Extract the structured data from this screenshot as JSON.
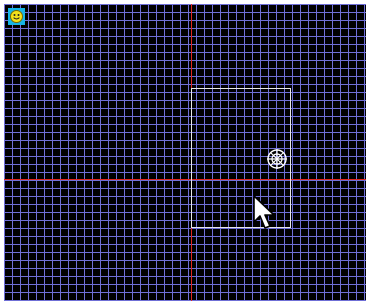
{
  "scene": {
    "background_color": "#000000",
    "grid_color": "#6f6fd6",
    "axis_color": "#e0261f",
    "frame_color": "#e8e8e8"
  },
  "icons": {
    "badge": "smiley-icon",
    "crosshair": "crosshair-icon",
    "cursor": "mouse-pointer-icon"
  }
}
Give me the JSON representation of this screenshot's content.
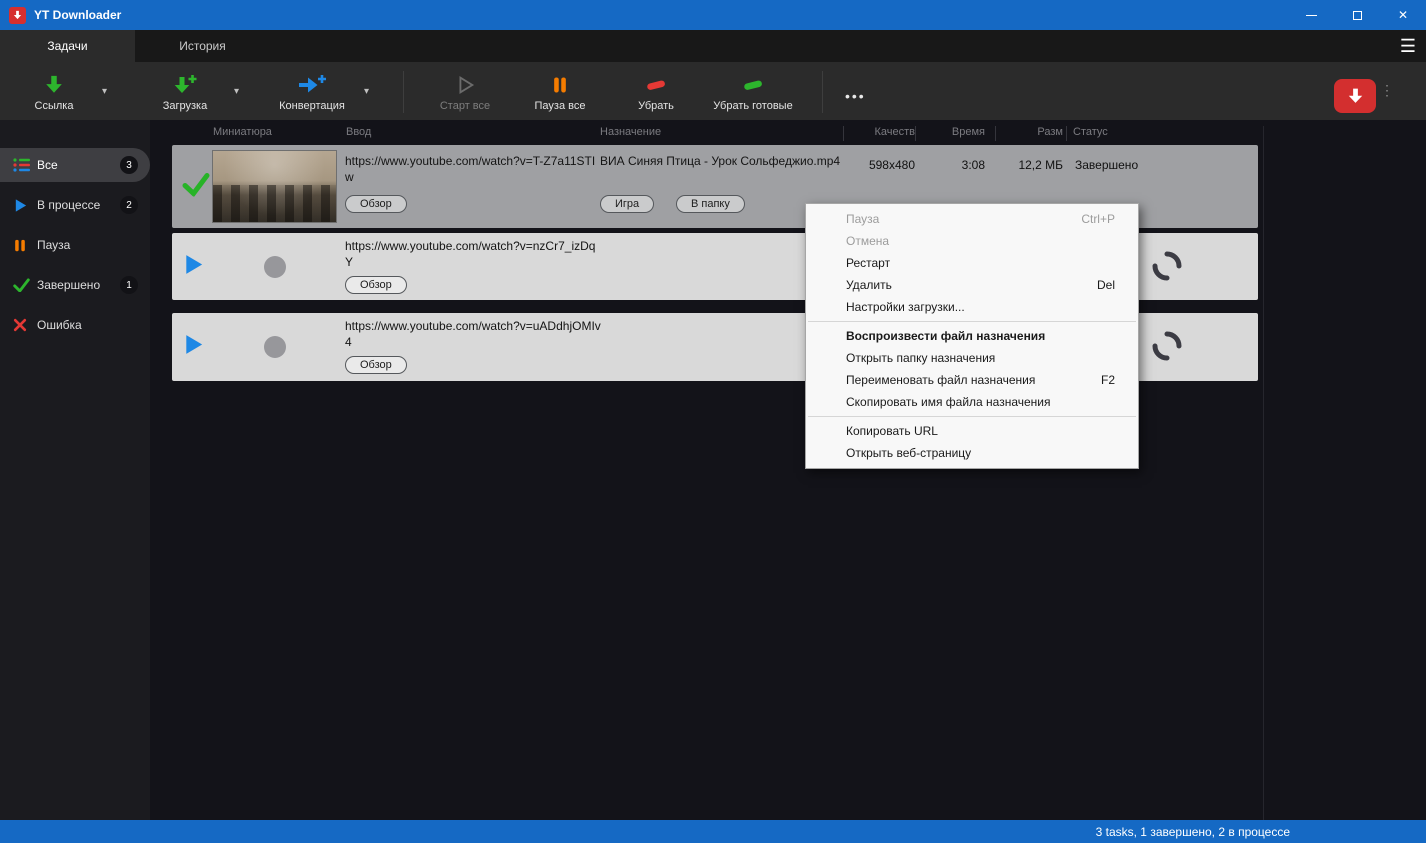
{
  "window": {
    "title": "YT Downloader",
    "status_bar": "3 tasks, 1 завершено, 2 в процессе"
  },
  "icons": {
    "chevron_down": "▾",
    "hamburger": "☰",
    "kebab": "⋮",
    "close": "✕"
  },
  "tabs": {
    "tasks": "Задачи",
    "history": "История"
  },
  "toolbar": {
    "link": "Ссылка",
    "download": "Загрузка",
    "convert": "Конвертация",
    "start_all": "Старт все",
    "pause_all": "Пауза все",
    "remove": "Убрать",
    "remove_done": "Убрать готовые",
    "more": "•••"
  },
  "sidebar": {
    "items": [
      {
        "label": "Все",
        "badge": "3"
      },
      {
        "label": "В процессе",
        "badge": "2"
      },
      {
        "label": "Пауза",
        "badge": ""
      },
      {
        "label": "Завершено",
        "badge": "1"
      },
      {
        "label": "Ошибка",
        "badge": ""
      }
    ]
  },
  "table": {
    "headers": {
      "thumbnail": "Миниатюра",
      "input": "Ввод",
      "destination": "Назначение",
      "quality": "Качеств",
      "time": "Время",
      "size": "Разм",
      "status": "Статус"
    },
    "rows": [
      {
        "url": "https://www.youtube.com/watch?v=T-Z7a11STIw",
        "browse": "Обзор",
        "destination": "ВИА Синяя Птица - Урок Сольфеджио.mp4",
        "play": "Игра",
        "folder": "В папку",
        "quality": "598x480",
        "time": "3:08",
        "size": "12,2 МБ",
        "status": "Завершено"
      },
      {
        "url": "https://www.youtube.com/watch?v=nzCr7_izDqY",
        "browse": "Обзор"
      },
      {
        "url": "https://www.youtube.com/watch?v=uADdhjOMIv4",
        "browse": "Обзор"
      }
    ]
  },
  "context_menu": {
    "items": [
      {
        "label": "Пауза",
        "shortcut": "Ctrl+P"
      },
      {
        "label": "Отмена"
      },
      {
        "label": "Рестарт"
      },
      {
        "label": "Удалить",
        "shortcut": "Del"
      },
      {
        "label": "Настройки загрузки..."
      },
      {
        "label": "Воспроизвести файл назначения"
      },
      {
        "label": "Открыть папку назначения"
      },
      {
        "label": "Переименовать файл назначения",
        "shortcut": "F2"
      },
      {
        "label": "Скопировать имя файла назначения"
      },
      {
        "label": "Копировать URL"
      },
      {
        "label": "Открыть веб-страницу"
      }
    ]
  },
  "colors": {
    "accent_blue": "#1569c4",
    "success_green": "#2db52d",
    "pause_orange": "#f57c00",
    "error_red": "#e53935",
    "convert_blue": "#1e88e5"
  }
}
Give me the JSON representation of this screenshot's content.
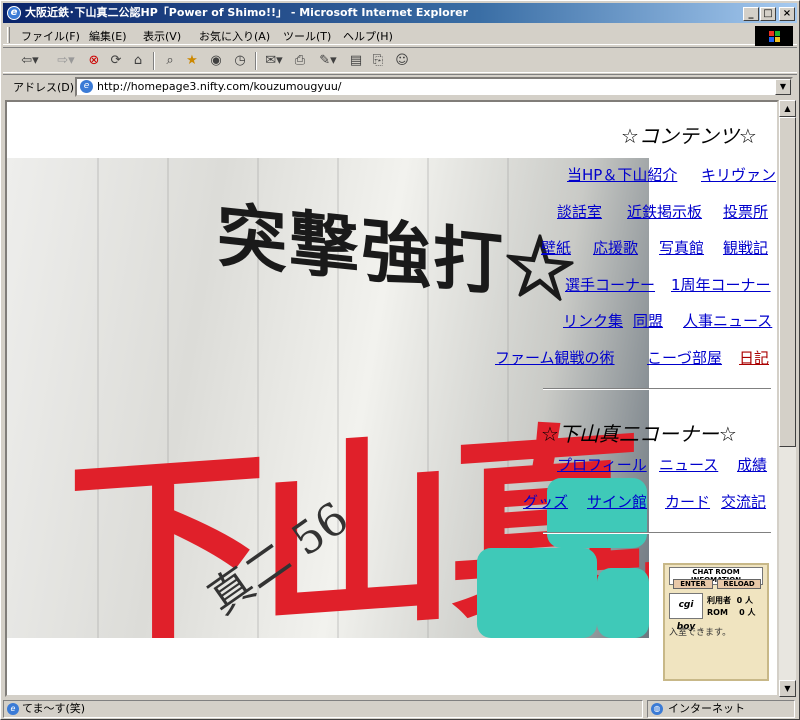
{
  "window": {
    "title": "大阪近鉄･下山真二公認HP「Power of Shimo!!」 - Microsoft Internet Explorer",
    "minimize": "_",
    "maximize": "□",
    "close": "×"
  },
  "menu": {
    "items": [
      "ファイル(F)",
      "編集(E)",
      "表示(V)",
      "お気に入り(A)",
      "ツール(T)",
      "ヘルプ(H)"
    ]
  },
  "address": {
    "label": "アドレス(D)",
    "url": "http://homepage3.nifty.com/kouzumougyuu/"
  },
  "contents": {
    "title": "☆コンテンツ☆",
    "rows": [
      [
        "当HP＆下山紹介",
        "キリヴァン"
      ],
      [
        "談話室",
        "近鉄掲示板",
        "投票所"
      ],
      [
        "壁紙",
        "応援歌",
        "写真館",
        "観戦記"
      ],
      [
        "選手コーナー",
        "1周年コーナー"
      ],
      [
        "リンク集",
        "同盟",
        "人事ニュース"
      ],
      [
        "ファーム観戦の術",
        "こーづ部屋",
        "日記"
      ]
    ]
  },
  "corner": {
    "title": "☆下山真二コーナー☆",
    "rows": [
      [
        "プロフィール",
        "ニュース",
        "成績"
      ],
      [
        "グッズ",
        "サイン館",
        "カード",
        "交流記"
      ]
    ]
  },
  "photo": {
    "banner_title": "突撃強打☆",
    "banner_name": "下山真二",
    "signature": "真二 56"
  },
  "chat": {
    "header": "CHAT ROOM INFOMATION",
    "enter": "ENTER",
    "reload": "RELOAD",
    "logo": "cgi boy",
    "label_users": "利用者",
    "users": "0",
    "label_rom": "ROM",
    "rom": "0",
    "unit": "人",
    "status": "入室できます。"
  },
  "status": {
    "left": "てま～す(笑)",
    "zone": "インターネット"
  }
}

_ _ _ _

*Written instruction*. Copy every line of the data exactly as written, excluding the pictures.

*Answer to the exercise*.
Extract the structured data from this screenshot as JSON.
{
  "scene": {
    "background_color": "#000000",
    "grid_color": "#6f6fd6",
    "axis_color": "#e0261f",
    "frame_color": "#e8e8e8"
  },
  "icons": {
    "badge": "smiley-icon",
    "crosshair": "crosshair-icon",
    "cursor": "mouse-pointer-icon"
  }
}
Give me the JSON representation of this screenshot's content.
{
  "window": {
    "title": "YT Downloader",
    "status_bar": "3 tasks, 1 завершено, 2 в процессе"
  },
  "icons": {
    "chevron_down": "▾",
    "hamburger": "☰",
    "kebab": "⋮",
    "close": "✕"
  },
  "tabs": {
    "tasks": "Задачи",
    "history": "История"
  },
  "toolbar": {
    "link": "Ссылка",
    "download": "Загрузка",
    "convert": "Конвертация",
    "start_all": "Старт все",
    "pause_all": "Пауза все",
    "remove": "Убрать",
    "remove_done": "Убрать готовые",
    "more": "•••"
  },
  "sidebar": {
    "items": [
      {
        "label": "Все",
        "badge": "3"
      },
      {
        "label": "В процессе",
        "badge": "2"
      },
      {
        "label": "Пауза",
        "badge": ""
      },
      {
        "label": "Завершено",
        "badge": "1"
      },
      {
        "label": "Ошибка",
        "badge": ""
      }
    ]
  },
  "table": {
    "headers": {
      "thumbnail": "Миниатюра",
      "input": "Ввод",
      "destination": "Назначение",
      "quality": "Качеств",
      "time": "Время",
      "size": "Разм",
      "status": "Статус"
    },
    "rows": [
      {
        "url": "https://www.youtube.com/watch?v=T-Z7a11STIw",
        "browse": "Обзор",
        "destination": "ВИА Синяя Птица - Урок Сольфеджио.mp4",
        "play": "Игра",
        "folder": "В папку",
        "quality": "598x480",
        "time": "3:08",
        "size": "12,2 МБ",
        "status": "Завершено"
      },
      {
        "url": "https://www.youtube.com/watch?v=nzCr7_izDqY",
        "browse": "Обзор"
      },
      {
        "url": "https://www.youtube.com/watch?v=uADdhjOMIv4",
        "browse": "Обзор"
      }
    ]
  },
  "context_menu": {
    "items": [
      {
        "label": "Пауза",
        "shortcut": "Ctrl+P"
      },
      {
        "label": "Отмена"
      },
      {
        "label": "Рестарт"
      },
      {
        "label": "Удалить",
        "shortcut": "Del"
      },
      {
        "label": "Настройки загрузки..."
      },
      {
        "label": "Воспроизвести файл назначения"
      },
      {
        "label": "Открыть папку назначения"
      },
      {
        "label": "Переименовать файл назначения",
        "shortcut": "F2"
      },
      {
        "label": "Скопировать имя файла назначения"
      },
      {
        "label": "Копировать URL"
      },
      {
        "label": "Открыть веб-страницу"
      }
    ]
  },
  "colors": {
    "accent_blue": "#1569c4",
    "success_green": "#2db52d",
    "pause_orange": "#f57c00",
    "error_red": "#e53935",
    "convert_blue": "#1e88e5"
  }
}
Give me the JSON representation of this screenshot's content.
{
  "window": {
    "title": "大阪近鉄･下山真二公認HP「Power of Shimo!!」 - Microsoft Internet Explorer",
    "minimize": "_",
    "maximize": "□",
    "close": "×"
  },
  "menu": {
    "items": [
      "ファイル(F)",
      "編集(E)",
      "表示(V)",
      "お気に入り(A)",
      "ツール(T)",
      "ヘルプ(H)"
    ]
  },
  "address": {
    "label": "アドレス(D)",
    "url": "http://homepage3.nifty.com/kouzumougyuu/"
  },
  "contents": {
    "title": "☆コンテンツ☆",
    "rows": [
      [
        "当HP＆下山紹介",
        "キリヴァン"
      ],
      [
        "談話室",
        "近鉄掲示板",
        "投票所"
      ],
      [
        "壁紙",
        "応援歌",
        "写真館",
        "観戦記"
      ],
      [
        "選手コーナー",
        "1周年コーナー"
      ],
      [
        "リンク集",
        "同盟",
        "人事ニュース"
      ],
      [
        "ファーム観戦の術",
        "こーづ部屋",
        "日記"
      ]
    ]
  },
  "corner": {
    "title": "☆下山真二コーナー☆",
    "rows": [
      [
        "プロフィール",
        "ニュース",
        "成績"
      ],
      [
        "グッズ",
        "サイン館",
        "カード",
        "交流記"
      ]
    ]
  },
  "photo": {
    "banner_title": "突撃強打☆",
    "banner_name": "下山真二",
    "signature": "真二 56"
  },
  "chat": {
    "header": "CHAT ROOM INFOMATION",
    "enter": "ENTER",
    "reload": "RELOAD",
    "logo": "cgi boy",
    "label_users": "利用者",
    "users": "0",
    "label_rom": "ROM",
    "rom": "0",
    "unit": "人",
    "status": "入室できます。"
  },
  "status": {
    "left": "てま～す(笑)",
    "zone": "インターネット"
  }
}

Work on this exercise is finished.